* **WHAT THE TASK ASKS**: For each line in the data below that holds "text", return a copy.

* **INFORMATION PROVIDED**:
● ● ● ● ●

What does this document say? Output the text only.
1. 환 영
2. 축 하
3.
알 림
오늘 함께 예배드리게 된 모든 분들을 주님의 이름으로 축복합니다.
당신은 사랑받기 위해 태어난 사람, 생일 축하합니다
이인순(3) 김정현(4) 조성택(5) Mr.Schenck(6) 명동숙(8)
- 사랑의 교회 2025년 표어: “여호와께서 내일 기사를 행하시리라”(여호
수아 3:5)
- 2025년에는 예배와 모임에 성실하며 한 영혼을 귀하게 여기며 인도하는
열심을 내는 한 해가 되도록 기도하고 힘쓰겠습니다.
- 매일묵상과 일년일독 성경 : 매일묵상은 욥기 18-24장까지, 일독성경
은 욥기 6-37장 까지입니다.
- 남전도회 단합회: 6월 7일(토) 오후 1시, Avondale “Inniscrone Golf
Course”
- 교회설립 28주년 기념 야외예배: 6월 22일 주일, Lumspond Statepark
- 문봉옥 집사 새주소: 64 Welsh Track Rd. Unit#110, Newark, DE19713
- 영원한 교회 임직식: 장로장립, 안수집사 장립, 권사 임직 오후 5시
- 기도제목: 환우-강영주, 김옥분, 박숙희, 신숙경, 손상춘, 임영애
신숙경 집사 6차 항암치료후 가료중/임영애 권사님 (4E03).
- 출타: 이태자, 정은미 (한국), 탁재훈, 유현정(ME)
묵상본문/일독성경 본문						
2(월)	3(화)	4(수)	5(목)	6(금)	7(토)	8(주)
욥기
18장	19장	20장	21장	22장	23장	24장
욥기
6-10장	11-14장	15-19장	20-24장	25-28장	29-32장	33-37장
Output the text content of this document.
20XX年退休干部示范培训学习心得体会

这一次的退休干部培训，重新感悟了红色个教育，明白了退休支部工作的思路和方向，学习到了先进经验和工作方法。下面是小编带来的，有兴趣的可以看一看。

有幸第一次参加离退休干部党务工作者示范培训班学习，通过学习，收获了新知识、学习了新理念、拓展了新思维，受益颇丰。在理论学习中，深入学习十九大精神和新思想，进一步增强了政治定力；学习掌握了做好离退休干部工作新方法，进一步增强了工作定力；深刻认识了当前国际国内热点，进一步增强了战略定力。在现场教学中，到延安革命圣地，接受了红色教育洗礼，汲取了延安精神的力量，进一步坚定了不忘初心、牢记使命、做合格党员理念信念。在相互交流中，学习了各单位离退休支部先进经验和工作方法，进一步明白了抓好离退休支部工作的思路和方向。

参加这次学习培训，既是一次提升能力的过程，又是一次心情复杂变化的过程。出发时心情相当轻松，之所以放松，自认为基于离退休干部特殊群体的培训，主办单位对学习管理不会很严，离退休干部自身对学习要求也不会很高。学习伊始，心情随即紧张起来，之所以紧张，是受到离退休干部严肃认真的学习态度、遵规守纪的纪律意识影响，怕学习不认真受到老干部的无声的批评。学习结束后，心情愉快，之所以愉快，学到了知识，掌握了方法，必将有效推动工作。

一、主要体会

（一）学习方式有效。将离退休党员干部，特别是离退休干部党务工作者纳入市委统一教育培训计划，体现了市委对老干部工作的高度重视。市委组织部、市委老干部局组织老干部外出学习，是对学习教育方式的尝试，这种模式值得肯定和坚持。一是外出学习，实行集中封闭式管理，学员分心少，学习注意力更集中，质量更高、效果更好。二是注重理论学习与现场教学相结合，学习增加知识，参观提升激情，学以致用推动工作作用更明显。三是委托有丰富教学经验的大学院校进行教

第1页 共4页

● ● ● ● ●

* **TASK SOLUTION**:
What does this document say? Output the text only.
Output the text content of this document.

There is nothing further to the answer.